--- start Dataset records ---

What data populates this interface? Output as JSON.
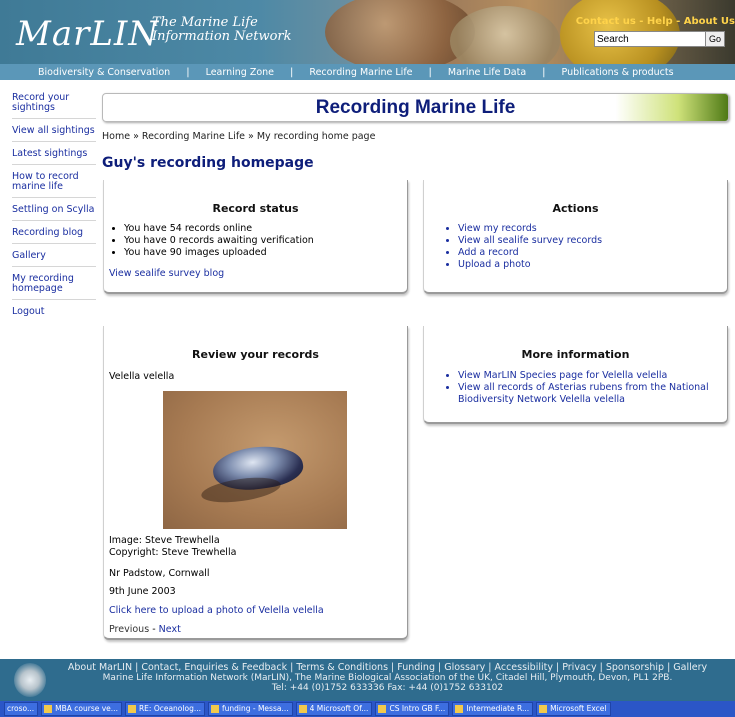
{
  "header": {
    "logo": "MarLIN",
    "logo_sub1": "The Marine Life",
    "logo_sub2": "Information Network",
    "toplinks": "Contact us - Help - About Us",
    "search_value": "Search",
    "search_go": "Go"
  },
  "nav": [
    "Biodiversity & Conservation",
    "Learning Zone",
    "Recording Marine Life",
    "Marine Life Data",
    "Publications & products"
  ],
  "sidebar": [
    "Record your sightings",
    "View all sightings",
    "Latest sightings",
    "How to record marine life",
    "Settling on Scylla",
    "Recording blog",
    "Gallery",
    "My recording homepage",
    "Logout"
  ],
  "title": "Recording Marine Life",
  "breadcrumb": "Home » Recording Marine Life » My recording home page",
  "heading": "Guy's recording homepage",
  "record_status": {
    "title": "Record status",
    "items": [
      "You have 54 records online",
      "You have 0 records awaiting verification",
      "You have 90 images uploaded"
    ],
    "link": "View sealife survey blog"
  },
  "actions": {
    "title": "Actions",
    "items": [
      "View my records",
      "View all sealife survey records",
      "Add a record",
      "Upload a photo"
    ]
  },
  "review": {
    "title": "Review your records",
    "species": "Velella velella",
    "image_credit": "Image: Steve Trewhella",
    "copyright": "Copyright: Steve Trewhella",
    "location": "Nr Padstow, Cornwall",
    "date": "9th June 2003",
    "upload_link": "Click here to upload a photo of Velella velella",
    "previous": "Previous",
    "sep": "-",
    "next": "Next"
  },
  "more_info": {
    "title": "More information",
    "items": [
      "View MarLIN Species page for Velella velella",
      "View all records of Asterias rubens from the National Biodiversity Network Velella velella"
    ]
  },
  "footer": {
    "links": "About MarLIN | Contact, Enquiries & Feedback | Terms & Conditions | Funding | Glossary | Accessibility | Privacy | Sponsorship | Gallery",
    "address": "Marine Life Information Network (MarLIN), The Marine Biological Association of the UK, Citadel Hill, Plymouth, Devon, PL1 2PB.",
    "phone": "Tel: +44 (0)1752 633336 Fax: +44 (0)1752 633102"
  },
  "taskbar": [
    "croso...",
    "MBA course ve...",
    "RE: Oceanolog...",
    "funding - Messa...",
    "4 Microsoft Of...",
    "CS Intro GB F...",
    "Intermediate R...",
    "Microsoft Excel"
  ],
  "colors": {
    "link": "#1a2ea0",
    "heading": "#0e1e7a",
    "nav_bar": "#5b97b8",
    "footer": "#2f6c8e",
    "taskbar": "#2b56c7"
  }
}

--- end Dataset records ---

◆ The task ◆
Copy all lines from the material that contain "blog".

◆ Finished exercise ◆
    "Recording blog",
    "link": "View sealife survey blog"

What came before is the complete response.